**Stored records:**
▼▼▼
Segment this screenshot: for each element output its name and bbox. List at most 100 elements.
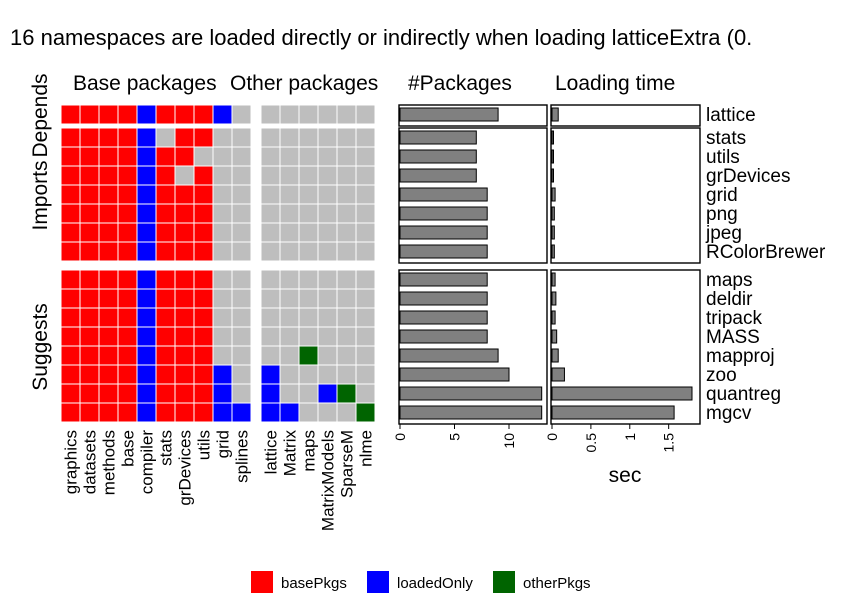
count-bar-grDevices	[399, 168, 477, 183]
tile-RColorBrewer-base	[117, 241, 138, 262]
tile-jpeg-grDevices	[174, 222, 195, 243]
tile-utils-lattice	[260, 146, 281, 167]
row-label-zoo: zoo	[706, 365, 737, 386]
tile-zoo-graphics	[60, 364, 81, 385]
tile-stats-base	[117, 127, 138, 148]
tile-stats-compiler	[136, 127, 157, 148]
tile-maps-lattice	[260, 269, 281, 290]
tile-grDevices-compiler	[136, 165, 157, 186]
time-bar-tripack	[551, 310, 556, 325]
tile-MASS-grDevices	[174, 326, 195, 347]
tile-zoo-MatrixModels	[317, 364, 338, 385]
tile-maps-stats	[155, 269, 176, 290]
tile-zoo-grDevices	[174, 364, 195, 385]
row-label-maps: maps	[706, 270, 752, 291]
column-label-splines: splines	[233, 430, 252, 483]
column-label-base: base	[119, 430, 138, 467]
tile-quantreg-Matrix	[279, 383, 300, 404]
tile-mgcv-splines	[231, 402, 252, 423]
legend-swatch-loadedOnly	[367, 571, 389, 593]
tile-lattice-utils	[193, 104, 214, 125]
tile-maps-nlme	[355, 269, 376, 290]
tile-tripack-utils	[193, 307, 214, 328]
tile-png-Matrix	[279, 203, 300, 224]
tile-utils-grid	[212, 146, 233, 167]
tile-quantreg-grid	[212, 383, 233, 404]
tile-RColorBrewer-graphics	[60, 241, 81, 262]
count-bar-lattice	[399, 107, 499, 122]
tile-grDevices-datasets	[79, 165, 100, 186]
tile-lattice-lattice	[260, 104, 281, 125]
tile-RColorBrewer-maps	[298, 241, 319, 262]
time-bar-MASS	[551, 329, 558, 344]
time-tick-label-1: 1	[622, 433, 638, 441]
tile-mgcv-datasets	[79, 402, 100, 423]
tile-stats-SparseM	[336, 127, 357, 148]
legend-label-basePkgs: basePkgs	[281, 575, 347, 592]
tile-tripack-graphics	[60, 307, 81, 328]
legend-swatch-basePkgs	[251, 571, 273, 593]
tile-lattice-splines	[231, 104, 252, 125]
tile-tripack-nlme	[355, 307, 376, 328]
tile-deldir-grid	[212, 288, 233, 309]
tile-lattice-SparseM	[336, 104, 357, 125]
tile-grDevices-MatrixModels	[317, 165, 338, 186]
tile-mapproj-grDevices	[174, 345, 195, 366]
count-bar-mgcv	[399, 405, 543, 420]
tile-MASS-methods	[98, 326, 119, 347]
tile-tripack-MatrixModels	[317, 307, 338, 328]
tile-utils-utils	[193, 146, 214, 167]
tile-RColorBrewer-grid	[212, 241, 233, 262]
tile-mapproj-compiler	[136, 345, 157, 366]
count-panel-imports	[398, 127, 548, 264]
tile-png-grDevices	[174, 203, 195, 224]
tile-zoo-utils	[193, 364, 214, 385]
time-tick-label-0: 0	[544, 433, 560, 441]
tile-RColorBrewer-utils	[193, 241, 214, 262]
tile-RColorBrewer-SparseM	[336, 241, 357, 262]
tile-maps-grDevices	[174, 269, 195, 290]
row-label-mapproj: mapproj	[706, 346, 775, 367]
row-label-stats: stats	[706, 128, 746, 149]
tile-grDevices-methods	[98, 165, 119, 186]
tile-jpeg-splines	[231, 222, 252, 243]
tile-zoo-lattice	[260, 364, 281, 385]
count-bar-png	[399, 206, 488, 221]
tile-stats-nlme	[355, 127, 376, 148]
count-bar-jpeg	[399, 225, 488, 240]
tile-mgcv-Matrix	[279, 402, 300, 423]
tile-utils-nlme	[355, 146, 376, 167]
count-panel-suggests	[398, 269, 548, 425]
tile-utils-datasets	[79, 146, 100, 167]
tile-deldir-methods	[98, 288, 119, 309]
tile-tripack-compiler	[136, 307, 157, 328]
tile-deldir-splines	[231, 288, 252, 309]
column-label-compiler: compiler	[138, 430, 157, 495]
tile-utils-splines	[231, 146, 252, 167]
tile-png-compiler	[136, 203, 157, 224]
tile-zoo-base	[117, 364, 138, 385]
tile-tripack-Matrix	[279, 307, 300, 328]
tile-MASS-stats	[155, 326, 176, 347]
tile-RColorBrewer-Matrix	[279, 241, 300, 262]
tile-utils-methods	[98, 146, 119, 167]
count-bar-zoo	[399, 367, 510, 382]
count-bar-mapproj	[399, 348, 499, 363]
tile-zoo-grid	[212, 364, 233, 385]
tile-tripack-stats	[155, 307, 176, 328]
tile-RColorBrewer-splines	[231, 241, 252, 262]
tile-grid-lattice	[260, 184, 281, 205]
tile-mapproj-Matrix	[279, 345, 300, 366]
column-label-lattice: lattice	[262, 430, 281, 474]
tile-grid-maps	[298, 184, 319, 205]
tile-stats-MatrixModels	[317, 127, 338, 148]
tile-utils-Matrix	[279, 146, 300, 167]
tile-grDevices-lattice	[260, 165, 281, 186]
tile-MASS-graphics	[60, 326, 81, 347]
time-panel-imports	[550, 127, 701, 264]
tile-deldir-datasets	[79, 288, 100, 309]
tile-deldir-lattice	[260, 288, 281, 309]
row-label-grDevices: grDevices	[706, 166, 790, 187]
row-label-png: png	[706, 204, 738, 225]
tile-png-grid	[212, 203, 233, 224]
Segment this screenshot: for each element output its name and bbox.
▲▲▲
**Short exercise:** Could you echo every item above verbatim, leaving the pictures out?

**Written answer:**
Segment this screenshot: for each element output its name and bbox. List at most 100 elements.
count-bar-grDevices	[399, 168, 477, 183]
tile-RColorBrewer-base	[117, 241, 138, 262]
tile-jpeg-grDevices	[174, 222, 195, 243]
tile-utils-lattice	[260, 146, 281, 167]
row-label-zoo: zoo	[706, 365, 737, 386]
tile-zoo-graphics	[60, 364, 81, 385]
tile-stats-base	[117, 127, 138, 148]
tile-stats-compiler	[136, 127, 157, 148]
tile-maps-lattice	[260, 269, 281, 290]
tile-grDevices-compiler	[136, 165, 157, 186]
time-bar-tripack	[551, 310, 556, 325]
tile-MASS-grDevices	[174, 326, 195, 347]
tile-zoo-MatrixModels	[317, 364, 338, 385]
tile-maps-stats	[155, 269, 176, 290]
tile-zoo-grDevices	[174, 364, 195, 385]
row-label-maps: maps	[706, 270, 752, 291]
column-label-splines: splines	[233, 430, 252, 483]
column-label-base: base	[119, 430, 138, 467]
tile-quantreg-Matrix	[279, 383, 300, 404]
tile-mgcv-splines	[231, 402, 252, 423]
legend-swatch-loadedOnly	[367, 571, 389, 593]
tile-lattice-utils	[193, 104, 214, 125]
tile-maps-nlme	[355, 269, 376, 290]
tile-tripack-utils	[193, 307, 214, 328]
tile-png-Matrix	[279, 203, 300, 224]
tile-utils-grid	[212, 146, 233, 167]
tile-quantreg-grid	[212, 383, 233, 404]
tile-RColorBrewer-graphics	[60, 241, 81, 262]
count-bar-lattice	[399, 107, 499, 122]
tile-grDevices-datasets	[79, 165, 100, 186]
tile-lattice-lattice	[260, 104, 281, 125]
tile-RColorBrewer-maps	[298, 241, 319, 262]
time-bar-MASS	[551, 329, 558, 344]
time-tick-label-1: 1	[622, 433, 638, 441]
tile-mgcv-datasets	[79, 402, 100, 423]
tile-stats-SparseM	[336, 127, 357, 148]
legend-label-basePkgs: basePkgs	[281, 575, 347, 592]
tile-tripack-graphics	[60, 307, 81, 328]
legend-swatch-basePkgs	[251, 571, 273, 593]
tile-lattice-splines	[231, 104, 252, 125]
tile-tripack-nlme	[355, 307, 376, 328]
tile-deldir-grid	[212, 288, 233, 309]
tile-lattice-SparseM	[336, 104, 357, 125]
tile-grDevices-MatrixModels	[317, 165, 338, 186]
tile-mapproj-grDevices	[174, 345, 195, 366]
count-bar-mgcv	[399, 405, 543, 420]
tile-MASS-methods	[98, 326, 119, 347]
tile-tripack-MatrixModels	[317, 307, 338, 328]
tile-utils-utils	[193, 146, 214, 167]
tile-RColorBrewer-grid	[212, 241, 233, 262]
tile-mapproj-compiler	[136, 345, 157, 366]
count-panel-imports	[398, 127, 548, 264]
tile-png-grDevices	[174, 203, 195, 224]
tile-zoo-utils	[193, 364, 214, 385]
time-tick-label-0: 0	[544, 433, 560, 441]
tile-RColorBrewer-utils	[193, 241, 214, 262]
tile-RColorBrewer-SparseM	[336, 241, 357, 262]
tile-maps-grDevices	[174, 269, 195, 290]
row-label-mapproj: mapproj	[706, 346, 775, 367]
row-label-stats: stats	[706, 128, 746, 149]
tile-grDevices-methods	[98, 165, 119, 186]
tile-jpeg-splines	[231, 222, 252, 243]
tile-zoo-lattice	[260, 364, 281, 385]
count-bar-png	[399, 206, 488, 221]
tile-stats-nlme	[355, 127, 376, 148]
count-bar-jpeg	[399, 225, 488, 240]
tile-mgcv-Matrix	[279, 402, 300, 423]
tile-utils-nlme	[355, 146, 376, 167]
count-panel-suggests	[398, 269, 548, 425]
tile-utils-datasets	[79, 146, 100, 167]
tile-deldir-methods	[98, 288, 119, 309]
tile-tripack-compiler	[136, 307, 157, 328]
tile-deldir-splines	[231, 288, 252, 309]
column-label-compiler: compiler	[138, 430, 157, 495]
tile-utils-splines	[231, 146, 252, 167]
tile-png-compiler	[136, 203, 157, 224]
tile-zoo-base	[117, 364, 138, 385]
tile-tripack-Matrix	[279, 307, 300, 328]
tile-MASS-stats	[155, 326, 176, 347]
tile-RColorBrewer-Matrix	[279, 241, 300, 262]
tile-utils-methods	[98, 146, 119, 167]
count-bar-zoo	[399, 367, 510, 382]
count-bar-mapproj	[399, 348, 499, 363]
tile-zoo-grid	[212, 364, 233, 385]
tile-tripack-stats	[155, 307, 176, 328]
tile-RColorBrewer-splines	[231, 241, 252, 262]
tile-grid-lattice	[260, 184, 281, 205]
tile-mapproj-Matrix	[279, 345, 300, 366]
column-label-lattice: lattice	[262, 430, 281, 474]
tile-grid-maps	[298, 184, 319, 205]
tile-stats-MatrixModels	[317, 127, 338, 148]
tile-utils-Matrix	[279, 146, 300, 167]
tile-grDevices-lattice	[260, 165, 281, 186]
tile-MASS-graphics	[60, 326, 81, 347]
time-panel-imports	[550, 127, 701, 264]
tile-deldir-datasets	[79, 288, 100, 309]
tile-deldir-lattice	[260, 288, 281, 309]
row-label-grDevices: grDevices	[706, 166, 790, 187]
row-label-png: png	[706, 204, 738, 225]
tile-png-grid	[212, 203, 233, 224]
Segment this screenshot: for each element output its name and bbox.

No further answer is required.